> _Data extract_:

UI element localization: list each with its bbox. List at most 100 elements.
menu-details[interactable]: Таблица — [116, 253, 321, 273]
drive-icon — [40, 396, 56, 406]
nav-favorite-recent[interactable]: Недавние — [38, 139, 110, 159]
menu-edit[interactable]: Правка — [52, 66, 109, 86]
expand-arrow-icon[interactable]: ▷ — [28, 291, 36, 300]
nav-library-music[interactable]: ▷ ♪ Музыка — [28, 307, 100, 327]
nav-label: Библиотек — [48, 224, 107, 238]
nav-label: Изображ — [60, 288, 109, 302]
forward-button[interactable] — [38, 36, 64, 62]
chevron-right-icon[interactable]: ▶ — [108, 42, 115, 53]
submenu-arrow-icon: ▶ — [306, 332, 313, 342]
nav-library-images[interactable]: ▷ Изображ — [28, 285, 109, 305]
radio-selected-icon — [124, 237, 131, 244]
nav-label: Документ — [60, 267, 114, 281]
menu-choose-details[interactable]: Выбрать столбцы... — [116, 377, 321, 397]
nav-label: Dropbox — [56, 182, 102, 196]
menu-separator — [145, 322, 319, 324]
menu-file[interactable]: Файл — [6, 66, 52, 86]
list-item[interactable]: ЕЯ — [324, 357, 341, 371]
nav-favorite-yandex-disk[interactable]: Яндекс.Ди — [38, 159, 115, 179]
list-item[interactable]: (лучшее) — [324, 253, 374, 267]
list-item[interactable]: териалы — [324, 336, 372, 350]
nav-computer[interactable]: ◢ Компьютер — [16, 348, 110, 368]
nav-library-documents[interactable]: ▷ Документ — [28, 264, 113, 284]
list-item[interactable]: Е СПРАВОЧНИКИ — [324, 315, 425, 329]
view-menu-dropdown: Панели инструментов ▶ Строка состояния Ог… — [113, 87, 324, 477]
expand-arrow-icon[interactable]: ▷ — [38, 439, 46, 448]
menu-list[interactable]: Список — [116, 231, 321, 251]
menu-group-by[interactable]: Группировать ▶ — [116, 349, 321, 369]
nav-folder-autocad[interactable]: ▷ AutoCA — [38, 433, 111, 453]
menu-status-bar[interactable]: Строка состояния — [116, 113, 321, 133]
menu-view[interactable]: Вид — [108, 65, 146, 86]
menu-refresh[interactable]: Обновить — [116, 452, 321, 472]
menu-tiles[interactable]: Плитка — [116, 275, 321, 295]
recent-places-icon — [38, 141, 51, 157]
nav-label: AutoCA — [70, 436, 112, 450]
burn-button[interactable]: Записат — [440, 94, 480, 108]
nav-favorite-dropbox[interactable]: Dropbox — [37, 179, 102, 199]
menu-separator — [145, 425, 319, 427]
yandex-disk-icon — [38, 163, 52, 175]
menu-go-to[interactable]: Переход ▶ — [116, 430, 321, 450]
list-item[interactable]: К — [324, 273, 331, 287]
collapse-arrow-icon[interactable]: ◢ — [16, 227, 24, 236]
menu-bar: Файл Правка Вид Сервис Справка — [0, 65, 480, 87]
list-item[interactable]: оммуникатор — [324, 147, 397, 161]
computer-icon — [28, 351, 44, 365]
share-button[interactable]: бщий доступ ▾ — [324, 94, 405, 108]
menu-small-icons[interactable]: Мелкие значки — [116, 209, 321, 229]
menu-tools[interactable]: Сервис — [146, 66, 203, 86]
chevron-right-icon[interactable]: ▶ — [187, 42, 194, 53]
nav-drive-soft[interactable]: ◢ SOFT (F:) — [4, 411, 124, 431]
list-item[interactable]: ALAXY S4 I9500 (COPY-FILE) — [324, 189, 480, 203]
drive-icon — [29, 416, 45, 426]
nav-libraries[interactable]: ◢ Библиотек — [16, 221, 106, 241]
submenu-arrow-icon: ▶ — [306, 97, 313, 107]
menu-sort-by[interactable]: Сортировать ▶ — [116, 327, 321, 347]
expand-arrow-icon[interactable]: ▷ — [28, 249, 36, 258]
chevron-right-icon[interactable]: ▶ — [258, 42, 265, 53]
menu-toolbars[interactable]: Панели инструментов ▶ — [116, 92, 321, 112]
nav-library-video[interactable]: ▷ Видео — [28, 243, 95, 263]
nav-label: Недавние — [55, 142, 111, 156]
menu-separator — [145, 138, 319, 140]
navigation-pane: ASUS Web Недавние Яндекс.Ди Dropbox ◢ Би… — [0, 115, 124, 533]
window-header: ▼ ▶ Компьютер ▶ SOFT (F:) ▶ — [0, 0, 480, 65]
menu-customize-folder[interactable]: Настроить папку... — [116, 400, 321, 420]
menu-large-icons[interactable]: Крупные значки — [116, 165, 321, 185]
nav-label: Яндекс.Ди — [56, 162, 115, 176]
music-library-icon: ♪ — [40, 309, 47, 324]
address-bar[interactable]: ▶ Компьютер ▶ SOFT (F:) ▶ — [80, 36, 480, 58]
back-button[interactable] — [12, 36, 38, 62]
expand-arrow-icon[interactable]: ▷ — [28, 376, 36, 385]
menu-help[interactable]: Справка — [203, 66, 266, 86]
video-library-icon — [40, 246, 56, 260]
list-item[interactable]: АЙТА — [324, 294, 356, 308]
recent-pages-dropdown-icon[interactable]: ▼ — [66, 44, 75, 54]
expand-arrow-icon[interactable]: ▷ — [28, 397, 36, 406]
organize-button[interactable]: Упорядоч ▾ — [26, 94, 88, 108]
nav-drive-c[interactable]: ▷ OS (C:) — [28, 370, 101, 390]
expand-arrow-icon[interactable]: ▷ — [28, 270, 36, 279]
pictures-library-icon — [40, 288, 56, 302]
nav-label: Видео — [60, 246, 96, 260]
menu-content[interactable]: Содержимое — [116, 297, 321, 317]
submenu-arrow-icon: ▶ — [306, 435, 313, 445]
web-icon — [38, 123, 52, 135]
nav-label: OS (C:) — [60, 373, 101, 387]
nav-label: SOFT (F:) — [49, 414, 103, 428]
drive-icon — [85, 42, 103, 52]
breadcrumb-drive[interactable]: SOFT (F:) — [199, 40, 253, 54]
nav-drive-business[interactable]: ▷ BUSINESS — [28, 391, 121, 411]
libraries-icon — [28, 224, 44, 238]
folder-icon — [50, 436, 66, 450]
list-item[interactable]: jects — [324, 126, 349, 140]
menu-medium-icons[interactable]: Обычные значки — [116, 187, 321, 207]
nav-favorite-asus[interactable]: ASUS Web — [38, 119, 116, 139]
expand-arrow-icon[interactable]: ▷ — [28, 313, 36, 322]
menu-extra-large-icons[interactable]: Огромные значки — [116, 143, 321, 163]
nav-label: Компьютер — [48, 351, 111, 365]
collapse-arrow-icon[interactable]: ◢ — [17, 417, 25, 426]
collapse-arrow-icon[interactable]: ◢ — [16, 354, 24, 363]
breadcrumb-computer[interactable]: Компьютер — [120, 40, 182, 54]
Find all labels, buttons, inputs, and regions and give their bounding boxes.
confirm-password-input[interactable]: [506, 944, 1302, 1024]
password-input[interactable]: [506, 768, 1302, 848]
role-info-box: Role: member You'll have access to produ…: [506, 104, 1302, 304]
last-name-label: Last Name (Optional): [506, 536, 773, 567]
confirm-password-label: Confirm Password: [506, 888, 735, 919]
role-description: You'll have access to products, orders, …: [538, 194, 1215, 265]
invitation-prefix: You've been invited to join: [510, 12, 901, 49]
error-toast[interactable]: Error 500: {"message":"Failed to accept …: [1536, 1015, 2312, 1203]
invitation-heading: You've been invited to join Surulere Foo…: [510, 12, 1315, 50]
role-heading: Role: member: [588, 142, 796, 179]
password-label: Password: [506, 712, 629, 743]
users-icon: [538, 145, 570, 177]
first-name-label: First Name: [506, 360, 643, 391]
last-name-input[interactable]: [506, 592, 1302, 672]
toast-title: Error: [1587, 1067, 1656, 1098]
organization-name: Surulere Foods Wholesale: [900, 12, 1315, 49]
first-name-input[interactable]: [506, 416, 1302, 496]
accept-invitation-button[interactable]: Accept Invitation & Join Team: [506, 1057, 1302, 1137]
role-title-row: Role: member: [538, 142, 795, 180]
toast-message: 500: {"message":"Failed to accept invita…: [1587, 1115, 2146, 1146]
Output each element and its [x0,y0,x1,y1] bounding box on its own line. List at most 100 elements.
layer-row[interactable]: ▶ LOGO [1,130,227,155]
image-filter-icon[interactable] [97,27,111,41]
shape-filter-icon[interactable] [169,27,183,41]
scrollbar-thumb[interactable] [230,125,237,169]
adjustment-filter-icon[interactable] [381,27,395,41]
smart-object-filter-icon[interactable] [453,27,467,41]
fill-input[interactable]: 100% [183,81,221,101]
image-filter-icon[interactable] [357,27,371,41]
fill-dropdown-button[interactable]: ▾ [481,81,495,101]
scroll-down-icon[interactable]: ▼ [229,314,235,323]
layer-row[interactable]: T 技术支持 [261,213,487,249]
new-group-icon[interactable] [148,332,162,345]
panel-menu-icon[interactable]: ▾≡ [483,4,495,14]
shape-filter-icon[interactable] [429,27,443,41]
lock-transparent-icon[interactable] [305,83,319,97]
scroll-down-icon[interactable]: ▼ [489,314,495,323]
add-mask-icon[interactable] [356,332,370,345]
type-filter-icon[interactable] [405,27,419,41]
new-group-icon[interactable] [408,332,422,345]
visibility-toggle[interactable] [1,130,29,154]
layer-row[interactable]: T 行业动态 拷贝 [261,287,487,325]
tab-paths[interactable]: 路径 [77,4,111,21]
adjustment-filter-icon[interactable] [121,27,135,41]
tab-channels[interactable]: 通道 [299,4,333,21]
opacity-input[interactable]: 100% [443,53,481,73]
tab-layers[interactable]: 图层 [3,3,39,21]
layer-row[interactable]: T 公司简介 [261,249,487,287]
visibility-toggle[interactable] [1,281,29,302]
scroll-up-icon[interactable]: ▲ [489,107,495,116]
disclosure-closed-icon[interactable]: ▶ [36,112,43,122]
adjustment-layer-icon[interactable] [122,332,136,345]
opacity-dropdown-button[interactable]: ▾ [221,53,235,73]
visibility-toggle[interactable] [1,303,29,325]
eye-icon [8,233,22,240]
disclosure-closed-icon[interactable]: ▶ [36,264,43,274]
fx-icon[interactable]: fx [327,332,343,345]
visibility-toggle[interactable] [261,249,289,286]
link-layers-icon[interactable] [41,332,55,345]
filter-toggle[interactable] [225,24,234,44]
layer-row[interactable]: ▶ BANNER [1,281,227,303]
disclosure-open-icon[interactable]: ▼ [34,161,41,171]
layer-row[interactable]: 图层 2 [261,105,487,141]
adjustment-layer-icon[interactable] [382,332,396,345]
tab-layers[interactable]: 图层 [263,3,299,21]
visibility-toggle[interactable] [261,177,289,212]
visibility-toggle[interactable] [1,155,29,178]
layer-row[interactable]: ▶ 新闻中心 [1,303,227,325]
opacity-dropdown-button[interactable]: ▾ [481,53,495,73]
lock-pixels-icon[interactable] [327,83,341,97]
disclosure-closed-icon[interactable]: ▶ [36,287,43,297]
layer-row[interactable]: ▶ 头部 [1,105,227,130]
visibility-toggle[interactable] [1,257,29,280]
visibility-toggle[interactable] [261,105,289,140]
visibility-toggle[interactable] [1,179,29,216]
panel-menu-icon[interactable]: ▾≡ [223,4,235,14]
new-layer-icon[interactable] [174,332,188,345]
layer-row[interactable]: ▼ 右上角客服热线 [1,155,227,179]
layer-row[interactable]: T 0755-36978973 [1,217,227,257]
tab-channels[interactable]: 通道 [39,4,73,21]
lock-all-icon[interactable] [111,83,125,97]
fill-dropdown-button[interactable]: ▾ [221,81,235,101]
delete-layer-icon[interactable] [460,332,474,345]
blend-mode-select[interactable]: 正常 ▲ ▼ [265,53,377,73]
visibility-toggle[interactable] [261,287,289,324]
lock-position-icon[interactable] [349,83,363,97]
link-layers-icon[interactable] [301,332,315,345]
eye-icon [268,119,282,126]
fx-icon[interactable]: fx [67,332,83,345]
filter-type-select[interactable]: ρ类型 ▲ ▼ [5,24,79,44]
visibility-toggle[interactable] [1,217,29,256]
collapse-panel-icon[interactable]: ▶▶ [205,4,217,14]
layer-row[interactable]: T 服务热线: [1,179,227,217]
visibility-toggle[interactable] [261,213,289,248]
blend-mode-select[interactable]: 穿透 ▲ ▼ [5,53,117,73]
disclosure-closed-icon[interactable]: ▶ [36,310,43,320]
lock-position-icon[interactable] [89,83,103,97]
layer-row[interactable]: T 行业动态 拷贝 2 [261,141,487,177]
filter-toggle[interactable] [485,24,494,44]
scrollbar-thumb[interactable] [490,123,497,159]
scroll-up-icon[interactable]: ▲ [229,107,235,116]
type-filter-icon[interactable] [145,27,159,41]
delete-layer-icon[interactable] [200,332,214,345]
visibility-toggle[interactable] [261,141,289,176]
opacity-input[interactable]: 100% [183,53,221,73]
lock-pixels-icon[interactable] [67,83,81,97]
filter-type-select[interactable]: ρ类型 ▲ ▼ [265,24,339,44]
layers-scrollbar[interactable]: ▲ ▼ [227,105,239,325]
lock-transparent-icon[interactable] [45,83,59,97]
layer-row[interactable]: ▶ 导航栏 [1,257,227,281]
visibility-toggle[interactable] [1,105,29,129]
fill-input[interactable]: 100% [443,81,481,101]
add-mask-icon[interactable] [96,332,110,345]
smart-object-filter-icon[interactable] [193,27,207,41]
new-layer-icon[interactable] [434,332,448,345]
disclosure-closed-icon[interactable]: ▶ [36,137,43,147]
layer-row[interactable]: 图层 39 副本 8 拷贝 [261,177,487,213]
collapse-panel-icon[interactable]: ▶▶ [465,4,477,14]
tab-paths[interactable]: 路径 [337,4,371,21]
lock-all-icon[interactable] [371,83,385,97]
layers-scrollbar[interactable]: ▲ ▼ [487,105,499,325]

> _Instructions for the task_:
Copy the records verbatim, beginning with their first line and stopping after the line that contains "radio-selected-icon — [124, 237, 131, 244]".

> _Result of this exercise_:
UI element localization: list each with its bbox. List at most 100 elements.
menu-details[interactable]: Таблица — [116, 253, 321, 273]
drive-icon — [40, 396, 56, 406]
nav-favorite-recent[interactable]: Недавние — [38, 139, 110, 159]
menu-edit[interactable]: Правка — [52, 66, 109, 86]
expand-arrow-icon[interactable]: ▷ — [28, 291, 36, 300]
nav-library-music[interactable]: ▷ ♪ Музыка — [28, 307, 100, 327]
nav-label: Библиотек — [48, 224, 107, 238]
nav-label: Изображ — [60, 288, 109, 302]
forward-button[interactable] — [38, 36, 64, 62]
chevron-right-icon[interactable]: ▶ — [108, 42, 115, 53]
submenu-arrow-icon: ▶ — [306, 332, 313, 342]
nav-library-images[interactable]: ▷ Изображ — [28, 285, 109, 305]
radio-selected-icon — [124, 237, 131, 244]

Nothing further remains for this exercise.